§ **Task list**:
1 - According to the passage about Boesak, in what year was he convicted of misappropriating donor funds?
2 - Copy the passage about Boesak word for word, from "In his book" to "gain political power.".

━━━ Selected extract

He said this was evident in institutions such as former whites only schools which had managed integration well but had failed in entrenching non-racialism, hence incidents such as the one where young black learners at Pretoria High School for Girls had to fight for the right to wear their hair as they please.
“You have teachers in those schools who are as racist as they were 50 years ago. Have we taken them for training?”
On the National Democratic Revolution
Boesak dismissed the ANC’s national democratic revolution as a fake revolution born out of a negotiated settlement that gave blacks political power while whites controlled the economy along with a tiny black elite they allowed onto the table.
“The National Democratic Revolution is a fake revolution that rebaptises the old injustices, that simply takes power from one group to another without that power changing its nature. It remains an oppressive power, it remains an exploitative power.
“We have got a revolution that pretends to be a revolution but actually it’s a deal that was made with the old white elites,” he said.
On the ANC and the state of the nation
Boesak said the struggle for a new South Africa was worth it despite the direction the country was taking at the moment. He said he was disappointed at what the ANC, of which he is no longer a member, had morphed into.
“The people must stand up to the ANC and say you are no the organisation we recognise ourselves in,” said the charismatic cleric who led the ANC in the Western Cape in the early 90s.
Boesak, however, did not want to join those who openly call for President Jacob Zuma must resign. He said the problems of the ANC and the country were far deeper than that. He was also sceptical that any of those that are lining up to replace Zuma at the December elective conference were capable of addressing South Africa’s myriad of issues. Neither does he believe that any of the current opposition parties can solve the country’s problems if they took power.
“We must not labour under the misunderstanding that simply getting rid of President Zuma is going to save the African National Congress. That is a reductionist thinking that is not helpful. The problem goes much deeper, the issues are far more fundamental, not just for the ANC but for the country.”
On the church and politics
He defended the right of the church to enter the political realm and take positions on a number of issues. Zuma had suggested in 2015 when more church leaders began condemning him and the ANC government, that churches should stay out of politics.
“Why is Mr Zuma saying to the churches that criticise him ‘stay out politics’. But the churches that embrace him, he loves them. There’s always a temptation for governments when the church speaks truth to that power to tell the church you have no right, stay out of it. They can’t do that.”
On his political ambitions
Boesak (71) said he had no intentions to get back into politics but was hoping to play a more active role in a civil society movement that will bring together South Africans from all corners and have them conversing about how to take the country forward just as the UDF did in the 80s.
In his book titled Pharaohs on Both Sides of the Blood Red Waters, Boesak takes in conversations he had with FeesMustFall activists in South Africa, Black Lives Matter activists in the United States and Palestinians fighting for the recognition of their state. He outlines how often in struggles; former liberators turn into oppressors once they gain political power.
On his conviction and sentence
Boesak, who was convicted in 1999 of misappropriating US$500 000 in donor funds and spent a year at Pollsmoor Prison before being released and pardoned, still believes that what he went through was a travesty of justice.
“Not everything was what it seems then and the travesty of justice that transpired is probably part of the trauma we are dealing with right now. What happened to me is not important; that I have survived all of that is far more important,” he said.

━━━━━━
━━━ Listed records

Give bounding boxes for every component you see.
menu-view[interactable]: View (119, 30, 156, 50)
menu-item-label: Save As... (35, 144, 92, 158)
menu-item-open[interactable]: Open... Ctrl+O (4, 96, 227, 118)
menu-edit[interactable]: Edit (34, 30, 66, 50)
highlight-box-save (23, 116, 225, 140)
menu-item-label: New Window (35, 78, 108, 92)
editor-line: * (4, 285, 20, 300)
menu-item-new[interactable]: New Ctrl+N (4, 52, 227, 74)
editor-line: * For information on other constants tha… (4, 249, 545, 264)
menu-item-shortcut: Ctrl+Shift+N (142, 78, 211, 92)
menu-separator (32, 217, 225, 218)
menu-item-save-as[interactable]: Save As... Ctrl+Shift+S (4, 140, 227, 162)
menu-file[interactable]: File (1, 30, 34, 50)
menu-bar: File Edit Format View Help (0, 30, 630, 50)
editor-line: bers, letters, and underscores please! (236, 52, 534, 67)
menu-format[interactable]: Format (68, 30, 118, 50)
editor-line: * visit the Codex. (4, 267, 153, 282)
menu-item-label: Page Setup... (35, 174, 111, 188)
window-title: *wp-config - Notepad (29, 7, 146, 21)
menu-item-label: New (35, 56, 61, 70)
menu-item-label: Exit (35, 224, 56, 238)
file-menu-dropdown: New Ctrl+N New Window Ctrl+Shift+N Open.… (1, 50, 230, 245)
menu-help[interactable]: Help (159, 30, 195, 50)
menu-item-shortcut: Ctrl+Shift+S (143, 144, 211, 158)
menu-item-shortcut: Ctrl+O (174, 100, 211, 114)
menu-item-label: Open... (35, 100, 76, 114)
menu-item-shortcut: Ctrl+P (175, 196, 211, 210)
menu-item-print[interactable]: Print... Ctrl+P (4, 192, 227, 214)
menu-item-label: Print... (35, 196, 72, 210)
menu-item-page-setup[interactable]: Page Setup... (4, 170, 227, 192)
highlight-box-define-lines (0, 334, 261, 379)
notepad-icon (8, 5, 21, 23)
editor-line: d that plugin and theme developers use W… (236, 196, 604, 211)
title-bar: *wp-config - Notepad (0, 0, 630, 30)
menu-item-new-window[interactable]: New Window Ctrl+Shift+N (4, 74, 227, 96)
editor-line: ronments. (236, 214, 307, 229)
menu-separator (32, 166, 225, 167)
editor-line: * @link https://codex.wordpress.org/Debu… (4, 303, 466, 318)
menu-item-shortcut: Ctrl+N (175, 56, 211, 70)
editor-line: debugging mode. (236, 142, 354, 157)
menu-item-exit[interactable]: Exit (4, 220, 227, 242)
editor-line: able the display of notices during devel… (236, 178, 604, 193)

━━━━━━

§ **Responses to the tasks**:
1 - 1999

2 -
In his book titled Pharaohs on Both Sides of the Blood Red Waters, Boesak takes in conversations he had with FeesMustFall activists in South Africa, Black Lives Matter activists in the United States and Palestinians fighting for the recognition of their state. He outlines how often in struggles; former liberators turn into oppressors once they gain political power.